Extract each line of the data below exactly as written.
------------------------------------------------------------
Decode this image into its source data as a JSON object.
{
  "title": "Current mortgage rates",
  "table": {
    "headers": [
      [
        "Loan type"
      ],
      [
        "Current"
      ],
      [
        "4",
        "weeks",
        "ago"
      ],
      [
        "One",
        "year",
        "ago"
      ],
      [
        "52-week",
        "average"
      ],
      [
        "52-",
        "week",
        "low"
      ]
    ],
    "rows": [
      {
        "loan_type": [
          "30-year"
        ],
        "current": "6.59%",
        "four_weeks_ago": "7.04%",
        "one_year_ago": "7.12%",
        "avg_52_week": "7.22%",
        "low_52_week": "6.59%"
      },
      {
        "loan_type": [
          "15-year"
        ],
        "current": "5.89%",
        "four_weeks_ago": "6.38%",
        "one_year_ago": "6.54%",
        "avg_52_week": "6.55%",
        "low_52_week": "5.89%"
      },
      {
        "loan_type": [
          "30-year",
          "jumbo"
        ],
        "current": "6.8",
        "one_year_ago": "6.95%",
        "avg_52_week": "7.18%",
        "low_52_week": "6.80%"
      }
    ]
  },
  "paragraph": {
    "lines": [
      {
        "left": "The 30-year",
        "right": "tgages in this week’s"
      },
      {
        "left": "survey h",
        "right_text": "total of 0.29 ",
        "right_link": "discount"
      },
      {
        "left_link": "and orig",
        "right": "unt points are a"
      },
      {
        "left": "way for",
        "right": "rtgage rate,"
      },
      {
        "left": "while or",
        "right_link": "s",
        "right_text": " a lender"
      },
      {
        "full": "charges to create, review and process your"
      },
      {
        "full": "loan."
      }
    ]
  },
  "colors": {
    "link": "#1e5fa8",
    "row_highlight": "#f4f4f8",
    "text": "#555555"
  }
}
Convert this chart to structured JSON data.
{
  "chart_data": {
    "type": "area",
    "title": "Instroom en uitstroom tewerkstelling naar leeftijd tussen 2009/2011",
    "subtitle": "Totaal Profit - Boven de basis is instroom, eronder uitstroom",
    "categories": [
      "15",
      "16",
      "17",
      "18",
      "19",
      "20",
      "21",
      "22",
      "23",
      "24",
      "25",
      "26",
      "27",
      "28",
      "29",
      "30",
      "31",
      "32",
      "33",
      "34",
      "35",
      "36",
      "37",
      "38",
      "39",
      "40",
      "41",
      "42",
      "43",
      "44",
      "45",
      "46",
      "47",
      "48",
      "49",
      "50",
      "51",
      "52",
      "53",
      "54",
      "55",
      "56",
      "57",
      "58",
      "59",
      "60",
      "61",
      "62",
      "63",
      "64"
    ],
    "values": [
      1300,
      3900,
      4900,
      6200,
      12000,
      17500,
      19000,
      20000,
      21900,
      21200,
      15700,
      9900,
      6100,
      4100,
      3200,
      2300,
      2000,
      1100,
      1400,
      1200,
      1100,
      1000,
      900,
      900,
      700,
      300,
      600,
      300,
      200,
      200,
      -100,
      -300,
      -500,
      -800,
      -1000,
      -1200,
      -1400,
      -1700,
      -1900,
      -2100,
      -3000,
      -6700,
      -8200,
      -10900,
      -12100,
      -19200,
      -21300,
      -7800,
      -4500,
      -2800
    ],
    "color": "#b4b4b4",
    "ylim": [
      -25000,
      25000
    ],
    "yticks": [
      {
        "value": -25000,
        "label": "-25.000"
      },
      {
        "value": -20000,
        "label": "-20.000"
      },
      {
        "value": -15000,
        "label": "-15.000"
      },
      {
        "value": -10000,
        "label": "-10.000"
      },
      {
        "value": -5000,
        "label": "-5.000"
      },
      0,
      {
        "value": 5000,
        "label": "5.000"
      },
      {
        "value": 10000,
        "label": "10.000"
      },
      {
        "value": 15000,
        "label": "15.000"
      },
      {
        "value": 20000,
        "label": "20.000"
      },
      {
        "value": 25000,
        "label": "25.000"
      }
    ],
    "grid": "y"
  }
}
------------------------------------------------------------
_Written response_:
Decode this image into its source data as a JSON object.
{
  "title": "Current mortgage rates",
  "table": {
    "headers": [
      [
        "Loan type"
      ],
      [
        "Current"
      ],
      [
        "4",
        "weeks",
        "ago"
      ],
      [
        "One",
        "year",
        "ago"
      ],
      [
        "52-week",
        "average"
      ],
      [
        "52-",
        "week",
        "low"
      ]
    ],
    "rows": [
      {
        "loan_type": [
          "30-year"
        ],
        "current": "6.59%",
        "four_weeks_ago": "7.04%",
        "one_year_ago": "7.12%",
        "avg_52_week": "7.22%",
        "low_52_week": "6.59%"
      },
      {
        "loan_type": [
          "15-year"
        ],
        "current": "5.89%",
        "four_weeks_ago": "6.38%",
        "one_year_ago": "6.54%",
        "avg_52_week": "6.55%",
        "low_52_week": "5.89%"
      },
      {
        "loan_type": [
          "30-year",
          "jumbo"
        ],
        "current": "6.8",
        "one_year_ago": "6.95%",
        "avg_52_week": "7.18%",
        "low_52_week": "6.80%"
      }
    ]
  },
  "paragraph": {
    "lines": [
      {
        "left": "The 30-year",
        "right": "tgages in this week’s"
      },
      {
        "left": "survey h",
        "right_text": "total of 0.29 ",
        "right_link": "discount"
      },
      {
        "left_link": "and orig",
        "right": "unt points are a"
      },
      {
        "left": "way for",
        "right": "rtgage rate,"
      },
      {
        "left": "while or",
        "right_link": "s",
        "right_text": " a lender"
      },
      {
        "full": "charges to create, review and process your"
      },
      {
        "full": "loan."
      }
    ]
  },
  "colors": {
    "link": "#1e5fa8",
    "row_highlight": "#f4f4f8",
    "text": "#555555"
  }
}
Convert this chart to structured JSON data.
{
  "chart_data": {
    "type": "area",
    "title": "Instroom en uitstroom tewerkstelling naar leeftijd tussen 2009/2011",
    "subtitle": "Totaal Profit - Boven de basis is instroom, eronder uitstroom",
    "categories": [
      "15",
      "16",
      "17",
      "18",
      "19",
      "20",
      "21",
      "22",
      "23",
      "24",
      "25",
      "26",
      "27",
      "28",
      "29",
      "30",
      "31",
      "32",
      "33",
      "34",
      "35",
      "36",
      "37",
      "38",
      "39",
      "40",
      "41",
      "42",
      "43",
      "44",
      "45",
      "46",
      "47",
      "48",
      "49",
      "50",
      "51",
      "52",
      "53",
      "54",
      "55",
      "56",
      "57",
      "58",
      "59",
      "60",
      "61",
      "62",
      "63",
      "64"
    ],
    "values": [
      1300,
      3900,
      4900,
      6200,
      12000,
      17500,
      19000,
      20000,
      21900,
      21200,
      15700,
      9900,
      6100,
      4100,
      3200,
      2300,
      2000,
      1100,
      1400,
      1200,
      1100,
      1000,
      900,
      900,
      700,
      300,
      600,
      300,
      200,
      200,
      -100,
      -300,
      -500,
      -800,
      -1000,
      -1200,
      -1400,
      -1700,
      -1900,
      -2100,
      -3000,
      -6700,
      -8200,
      -10900,
      -12100,
      -19200,
      -21300,
      -7800,
      -4500,
      -2800
    ],
    "color": "#b4b4b4",
    "ylim": [
      -25000,
      25000
    ],
    "yticks": [
      {
        "value": -25000,
        "label": "-25.000"
      },
      {
        "value": -20000,
        "label": "-20.000"
      },
      {
        "value": -15000,
        "label": "-15.000"
      },
      {
        "value": -10000,
        "label": "-10.000"
      },
      {
        "value": -5000,
        "label": "-5.000"
      },
      0,
      {
        "value": 5000,
        "label": "5.000"
      },
      {
        "value": 10000,
        "label": "10.000"
      },
      {
        "value": 15000,
        "label": "15.000"
      },
      {
        "value": 20000,
        "label": "20.000"
      },
      {
        "value": 25000,
        "label": "25.000"
      }
    ],
    "grid": "y"
  }
}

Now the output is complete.